==== The input

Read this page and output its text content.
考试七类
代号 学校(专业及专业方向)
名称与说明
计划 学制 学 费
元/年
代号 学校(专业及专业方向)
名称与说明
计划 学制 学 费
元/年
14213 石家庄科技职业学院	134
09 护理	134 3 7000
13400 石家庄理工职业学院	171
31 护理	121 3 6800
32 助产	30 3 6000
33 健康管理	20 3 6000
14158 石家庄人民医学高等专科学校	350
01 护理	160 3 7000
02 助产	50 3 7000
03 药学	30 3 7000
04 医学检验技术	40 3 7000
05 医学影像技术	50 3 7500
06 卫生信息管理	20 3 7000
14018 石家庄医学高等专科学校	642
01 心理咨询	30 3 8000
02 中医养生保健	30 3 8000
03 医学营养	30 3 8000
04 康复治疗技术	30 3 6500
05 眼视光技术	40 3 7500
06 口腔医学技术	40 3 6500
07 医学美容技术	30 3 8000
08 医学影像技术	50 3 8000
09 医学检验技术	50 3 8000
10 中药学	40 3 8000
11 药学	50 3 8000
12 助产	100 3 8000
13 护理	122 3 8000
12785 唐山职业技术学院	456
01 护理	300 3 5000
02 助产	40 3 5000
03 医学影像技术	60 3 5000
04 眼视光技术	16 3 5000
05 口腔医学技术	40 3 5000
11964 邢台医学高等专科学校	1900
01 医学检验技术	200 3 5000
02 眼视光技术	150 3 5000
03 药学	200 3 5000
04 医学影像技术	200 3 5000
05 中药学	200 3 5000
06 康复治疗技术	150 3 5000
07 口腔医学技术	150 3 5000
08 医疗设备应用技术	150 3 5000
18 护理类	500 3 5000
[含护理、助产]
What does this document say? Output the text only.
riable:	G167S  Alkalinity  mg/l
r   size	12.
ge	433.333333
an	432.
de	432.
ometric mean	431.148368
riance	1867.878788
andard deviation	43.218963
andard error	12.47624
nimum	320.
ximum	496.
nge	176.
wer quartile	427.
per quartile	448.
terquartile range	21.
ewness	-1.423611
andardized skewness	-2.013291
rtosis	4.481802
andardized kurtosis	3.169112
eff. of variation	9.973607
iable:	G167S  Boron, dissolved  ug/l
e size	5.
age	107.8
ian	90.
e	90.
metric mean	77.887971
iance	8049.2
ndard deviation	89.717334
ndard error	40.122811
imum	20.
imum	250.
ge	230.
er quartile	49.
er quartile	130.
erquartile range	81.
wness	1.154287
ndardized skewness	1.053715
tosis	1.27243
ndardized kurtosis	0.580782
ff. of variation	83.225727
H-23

========

Brief —
All records above must be set down exactly, please.

Output of the task —
Read this page and output its text content.
考试七类
代号 学校(专业及专业方向)
名称与说明
计划 学制 学 费
元/年
代号 学校(专业及专业方向)
名称与说明
计划 学制 学 费
元/年
14213 石家庄科技职业学院	134
09 护理	134 3 7000
13400 石家庄理工职业学院	171
31 护理	121 3 6800
32 助产	30 3 6000
33 健康管理	20 3 6000
14158 石家庄人民医学高等专科学校	350
01 护理	160 3 7000
02 助产	50 3 7000
03 药学	30 3 7000
04 医学检验技术	40 3 7000
05 医学影像技术	50 3 7500
06 卫生信息管理	20 3 7000
14018 石家庄医学高等专科学校	642
01 心理咨询	30 3 8000
02 中医养生保健	30 3 8000
03 医学营养	30 3 8000
04 康复治疗技术	30 3 6500
05 眼视光技术	40 3 7500
06 口腔医学技术	40 3 6500
07 医学美容技术	30 3 8000
08 医学影像技术	50 3 8000
09 医学检验技术	50 3 8000
10 中药学	40 3 8000
11 药学	50 3 8000
12 助产	100 3 8000
13 护理	122 3 8000
12785 唐山职业技术学院	456
01 护理	300 3 5000
02 助产	40 3 5000
03 医学影像技术	60 3 5000
04 眼视光技术	16 3 5000
05 口腔医学技术	40 3 5000
11964 邢台医学高等专科学校	1900
01 医学检验技术	200 3 5000
02 眼视光技术	150 3 5000
03 药学	200 3 5000
04 医学影像技术	200 3 5000
05 中药学	200 3 5000
06 康复治疗技术	150 3 5000
07 口腔医学技术	150 3 5000
08 医疗设备应用技术	150 3 5000
18 护理类	500 3 5000
[含护理、助产]
What does this document say? Output the text only.
riable:	G167S  Alkalinity  mg/l
r   size	12.
ge	433.333333
an	432.
de	432.
ometric mean	431.148368
riance	1867.878788
andard deviation	43.218963
andard error	12.47624
nimum	320.
ximum	496.
nge	176.
wer quartile	427.
per quartile	448.
terquartile range	21.
ewness	-1.423611
andardized skewness	-2.013291
rtosis	4.481802
andardized kurtosis	3.169112
eff. of variation	9.973607
iable:	G167S  Boron, dissolved  ug/l
e size	5.
age	107.8
ian	90.
e	90.
metric mean	77.887971
iance	8049.2
ndard deviation	89.717334
ndard error	40.122811
imum	20.
imum	250.
ge	230.
er quartile	49.
er quartile	130.
erquartile range	81.
wness	1.154287
ndardized skewness	1.053715
tosis	1.27243
ndardized kurtosis	0.580782
ff. of variation	83.225727
H-23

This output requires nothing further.